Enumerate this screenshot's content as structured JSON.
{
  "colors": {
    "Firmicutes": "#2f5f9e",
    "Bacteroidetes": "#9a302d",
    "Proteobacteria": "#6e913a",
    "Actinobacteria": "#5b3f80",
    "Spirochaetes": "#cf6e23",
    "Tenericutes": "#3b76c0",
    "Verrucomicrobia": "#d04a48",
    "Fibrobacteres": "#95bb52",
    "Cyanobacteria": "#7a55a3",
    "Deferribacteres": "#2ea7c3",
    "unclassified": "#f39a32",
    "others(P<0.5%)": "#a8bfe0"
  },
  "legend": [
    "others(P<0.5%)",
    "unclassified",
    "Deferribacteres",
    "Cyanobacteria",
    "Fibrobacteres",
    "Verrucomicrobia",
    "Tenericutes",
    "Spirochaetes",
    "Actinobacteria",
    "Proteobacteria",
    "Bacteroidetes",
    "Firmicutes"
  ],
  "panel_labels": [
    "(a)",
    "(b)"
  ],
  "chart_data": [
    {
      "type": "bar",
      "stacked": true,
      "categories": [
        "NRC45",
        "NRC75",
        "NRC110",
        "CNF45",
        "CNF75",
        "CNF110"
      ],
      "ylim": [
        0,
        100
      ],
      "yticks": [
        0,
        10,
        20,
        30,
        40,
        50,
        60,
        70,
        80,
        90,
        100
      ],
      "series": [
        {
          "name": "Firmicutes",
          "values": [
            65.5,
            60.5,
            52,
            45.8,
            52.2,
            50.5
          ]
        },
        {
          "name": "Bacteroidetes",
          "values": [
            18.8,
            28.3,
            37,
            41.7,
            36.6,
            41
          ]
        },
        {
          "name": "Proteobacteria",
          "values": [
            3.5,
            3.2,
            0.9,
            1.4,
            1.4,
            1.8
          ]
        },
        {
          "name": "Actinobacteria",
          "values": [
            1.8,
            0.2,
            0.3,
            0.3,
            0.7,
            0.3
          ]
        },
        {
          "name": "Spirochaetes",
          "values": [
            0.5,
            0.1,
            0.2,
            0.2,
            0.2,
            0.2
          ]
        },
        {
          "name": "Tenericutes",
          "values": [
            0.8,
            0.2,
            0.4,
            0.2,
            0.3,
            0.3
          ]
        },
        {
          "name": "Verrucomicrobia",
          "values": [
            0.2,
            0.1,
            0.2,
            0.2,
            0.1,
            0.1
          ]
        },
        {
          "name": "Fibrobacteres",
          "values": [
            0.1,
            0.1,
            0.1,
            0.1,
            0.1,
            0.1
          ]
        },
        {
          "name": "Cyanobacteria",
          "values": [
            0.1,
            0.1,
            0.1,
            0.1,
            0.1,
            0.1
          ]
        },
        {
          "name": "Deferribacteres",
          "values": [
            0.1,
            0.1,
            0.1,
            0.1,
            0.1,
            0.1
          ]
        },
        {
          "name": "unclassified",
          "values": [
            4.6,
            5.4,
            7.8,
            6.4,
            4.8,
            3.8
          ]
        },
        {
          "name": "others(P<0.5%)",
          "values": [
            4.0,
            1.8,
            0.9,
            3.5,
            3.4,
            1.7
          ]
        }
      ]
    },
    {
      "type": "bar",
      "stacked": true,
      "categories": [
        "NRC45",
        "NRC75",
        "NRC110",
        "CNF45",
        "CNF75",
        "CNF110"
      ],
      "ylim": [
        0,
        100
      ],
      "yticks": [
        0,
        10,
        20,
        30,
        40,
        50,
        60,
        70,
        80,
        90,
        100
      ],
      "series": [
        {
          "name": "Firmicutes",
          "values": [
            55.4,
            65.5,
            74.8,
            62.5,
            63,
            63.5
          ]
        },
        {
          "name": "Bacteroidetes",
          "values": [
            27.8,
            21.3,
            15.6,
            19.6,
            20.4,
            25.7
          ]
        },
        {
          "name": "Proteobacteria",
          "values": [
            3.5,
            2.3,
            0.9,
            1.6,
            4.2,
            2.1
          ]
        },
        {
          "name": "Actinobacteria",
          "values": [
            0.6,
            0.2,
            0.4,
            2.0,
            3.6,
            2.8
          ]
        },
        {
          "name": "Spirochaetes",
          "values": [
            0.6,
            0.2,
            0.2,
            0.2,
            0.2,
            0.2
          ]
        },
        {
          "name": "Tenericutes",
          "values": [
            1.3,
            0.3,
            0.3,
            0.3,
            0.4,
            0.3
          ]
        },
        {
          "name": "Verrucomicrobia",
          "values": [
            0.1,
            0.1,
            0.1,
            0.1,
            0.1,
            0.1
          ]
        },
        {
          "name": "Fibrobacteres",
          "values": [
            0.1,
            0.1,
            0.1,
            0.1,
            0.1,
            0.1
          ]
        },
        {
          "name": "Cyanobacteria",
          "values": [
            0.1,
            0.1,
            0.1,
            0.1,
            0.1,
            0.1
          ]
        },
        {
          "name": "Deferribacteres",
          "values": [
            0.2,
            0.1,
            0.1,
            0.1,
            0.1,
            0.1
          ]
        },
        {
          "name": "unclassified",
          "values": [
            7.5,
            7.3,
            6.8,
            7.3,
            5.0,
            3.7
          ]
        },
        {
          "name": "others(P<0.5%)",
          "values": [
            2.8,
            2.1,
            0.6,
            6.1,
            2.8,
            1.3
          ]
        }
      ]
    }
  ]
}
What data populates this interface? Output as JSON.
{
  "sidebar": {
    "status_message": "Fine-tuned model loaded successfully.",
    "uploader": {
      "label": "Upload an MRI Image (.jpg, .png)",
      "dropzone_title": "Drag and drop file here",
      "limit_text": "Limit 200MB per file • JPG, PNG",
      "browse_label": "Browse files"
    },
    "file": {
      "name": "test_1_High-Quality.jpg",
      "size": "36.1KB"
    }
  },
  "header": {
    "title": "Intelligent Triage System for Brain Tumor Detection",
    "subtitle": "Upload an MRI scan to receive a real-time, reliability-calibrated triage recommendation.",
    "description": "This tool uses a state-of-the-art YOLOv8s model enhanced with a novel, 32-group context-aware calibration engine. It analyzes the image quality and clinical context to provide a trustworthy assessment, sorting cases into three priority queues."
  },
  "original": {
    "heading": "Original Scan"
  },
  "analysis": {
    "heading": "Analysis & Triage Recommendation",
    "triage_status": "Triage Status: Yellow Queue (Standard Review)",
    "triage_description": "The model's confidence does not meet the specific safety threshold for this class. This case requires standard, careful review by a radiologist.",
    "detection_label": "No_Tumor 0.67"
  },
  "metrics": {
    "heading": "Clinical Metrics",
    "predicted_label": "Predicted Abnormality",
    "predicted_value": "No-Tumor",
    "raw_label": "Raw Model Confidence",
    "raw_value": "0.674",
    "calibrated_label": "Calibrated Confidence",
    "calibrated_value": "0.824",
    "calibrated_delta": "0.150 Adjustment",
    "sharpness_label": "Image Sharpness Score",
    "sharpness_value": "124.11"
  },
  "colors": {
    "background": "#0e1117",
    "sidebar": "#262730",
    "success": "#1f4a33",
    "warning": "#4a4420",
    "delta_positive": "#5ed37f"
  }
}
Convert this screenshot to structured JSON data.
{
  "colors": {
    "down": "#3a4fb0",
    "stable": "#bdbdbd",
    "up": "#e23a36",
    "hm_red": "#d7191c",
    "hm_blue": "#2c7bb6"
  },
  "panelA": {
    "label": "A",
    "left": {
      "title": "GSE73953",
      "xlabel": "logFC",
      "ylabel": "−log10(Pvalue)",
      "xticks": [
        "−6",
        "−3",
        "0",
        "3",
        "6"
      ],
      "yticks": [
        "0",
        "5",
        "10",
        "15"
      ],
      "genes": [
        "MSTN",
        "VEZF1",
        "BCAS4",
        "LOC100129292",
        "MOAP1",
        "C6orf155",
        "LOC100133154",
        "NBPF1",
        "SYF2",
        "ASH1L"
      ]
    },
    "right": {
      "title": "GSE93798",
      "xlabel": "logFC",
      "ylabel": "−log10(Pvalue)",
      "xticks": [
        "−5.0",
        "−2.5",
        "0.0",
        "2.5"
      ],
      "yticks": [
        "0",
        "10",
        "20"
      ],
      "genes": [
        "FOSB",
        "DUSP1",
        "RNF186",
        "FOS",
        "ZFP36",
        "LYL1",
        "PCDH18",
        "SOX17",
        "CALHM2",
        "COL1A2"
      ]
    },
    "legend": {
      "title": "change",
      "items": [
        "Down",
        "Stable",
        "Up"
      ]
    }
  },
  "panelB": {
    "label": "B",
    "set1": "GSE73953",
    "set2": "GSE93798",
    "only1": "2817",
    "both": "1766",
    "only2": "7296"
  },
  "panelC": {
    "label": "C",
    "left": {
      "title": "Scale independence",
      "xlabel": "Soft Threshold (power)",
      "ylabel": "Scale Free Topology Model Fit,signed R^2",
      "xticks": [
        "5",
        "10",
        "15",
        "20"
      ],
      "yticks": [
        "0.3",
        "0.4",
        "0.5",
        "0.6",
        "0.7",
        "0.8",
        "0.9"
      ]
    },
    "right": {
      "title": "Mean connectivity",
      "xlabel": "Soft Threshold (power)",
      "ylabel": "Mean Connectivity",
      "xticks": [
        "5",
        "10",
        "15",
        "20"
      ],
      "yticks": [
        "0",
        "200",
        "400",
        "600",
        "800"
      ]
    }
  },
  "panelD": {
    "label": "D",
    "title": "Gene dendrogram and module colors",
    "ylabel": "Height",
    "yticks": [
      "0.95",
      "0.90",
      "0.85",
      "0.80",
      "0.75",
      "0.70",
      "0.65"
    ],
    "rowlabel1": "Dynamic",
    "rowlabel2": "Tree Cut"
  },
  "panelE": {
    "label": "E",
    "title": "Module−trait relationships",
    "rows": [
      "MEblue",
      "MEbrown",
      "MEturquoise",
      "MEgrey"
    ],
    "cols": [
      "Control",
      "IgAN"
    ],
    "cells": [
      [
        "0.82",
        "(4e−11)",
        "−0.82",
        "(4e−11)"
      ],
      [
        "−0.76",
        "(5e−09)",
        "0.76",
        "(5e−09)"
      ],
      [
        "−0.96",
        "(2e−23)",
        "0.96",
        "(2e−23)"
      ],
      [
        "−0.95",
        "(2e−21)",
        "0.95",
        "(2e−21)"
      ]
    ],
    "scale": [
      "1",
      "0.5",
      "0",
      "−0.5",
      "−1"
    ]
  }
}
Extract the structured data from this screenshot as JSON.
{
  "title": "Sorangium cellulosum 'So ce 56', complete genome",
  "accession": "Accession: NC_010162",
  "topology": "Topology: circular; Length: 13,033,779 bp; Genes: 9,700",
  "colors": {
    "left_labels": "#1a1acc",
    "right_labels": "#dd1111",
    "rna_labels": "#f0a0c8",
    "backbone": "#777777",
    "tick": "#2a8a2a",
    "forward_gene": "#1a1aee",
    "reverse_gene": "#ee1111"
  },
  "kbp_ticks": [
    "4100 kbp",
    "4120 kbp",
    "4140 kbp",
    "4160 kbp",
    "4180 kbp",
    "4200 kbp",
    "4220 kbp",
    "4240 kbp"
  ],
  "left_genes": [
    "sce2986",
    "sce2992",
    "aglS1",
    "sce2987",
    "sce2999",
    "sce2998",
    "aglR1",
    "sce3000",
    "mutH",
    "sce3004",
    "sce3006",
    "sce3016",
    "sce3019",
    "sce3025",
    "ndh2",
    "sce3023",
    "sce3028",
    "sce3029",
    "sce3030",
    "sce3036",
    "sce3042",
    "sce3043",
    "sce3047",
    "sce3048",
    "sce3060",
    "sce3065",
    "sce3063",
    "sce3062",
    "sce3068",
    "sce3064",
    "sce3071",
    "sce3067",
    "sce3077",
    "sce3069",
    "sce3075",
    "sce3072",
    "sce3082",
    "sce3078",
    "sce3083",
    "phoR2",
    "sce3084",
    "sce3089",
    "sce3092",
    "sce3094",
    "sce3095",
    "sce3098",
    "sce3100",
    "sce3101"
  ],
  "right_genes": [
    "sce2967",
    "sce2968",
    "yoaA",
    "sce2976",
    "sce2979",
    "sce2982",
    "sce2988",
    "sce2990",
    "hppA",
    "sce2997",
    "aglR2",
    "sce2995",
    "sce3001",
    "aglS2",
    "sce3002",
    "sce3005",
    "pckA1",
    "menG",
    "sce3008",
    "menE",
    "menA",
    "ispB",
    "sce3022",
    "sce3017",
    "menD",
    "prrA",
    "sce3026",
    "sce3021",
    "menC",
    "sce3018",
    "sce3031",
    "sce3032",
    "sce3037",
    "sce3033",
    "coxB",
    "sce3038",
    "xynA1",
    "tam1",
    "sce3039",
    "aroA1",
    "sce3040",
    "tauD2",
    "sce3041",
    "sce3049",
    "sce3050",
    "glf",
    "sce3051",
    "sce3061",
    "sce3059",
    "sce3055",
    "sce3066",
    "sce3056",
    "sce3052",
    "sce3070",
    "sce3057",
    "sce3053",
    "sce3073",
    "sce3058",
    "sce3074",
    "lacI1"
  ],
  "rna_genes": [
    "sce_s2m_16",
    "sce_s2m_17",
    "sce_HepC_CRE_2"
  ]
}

• [What is required]: Gather all lines with the string "Topology" from the data.

• [Result of this task]:
      "ylabel": "Scale Free Topology Model Fit,signed R^2",
  "topology": "Topology: circular; Length: 13,033,779 bp; Genes: 9,700",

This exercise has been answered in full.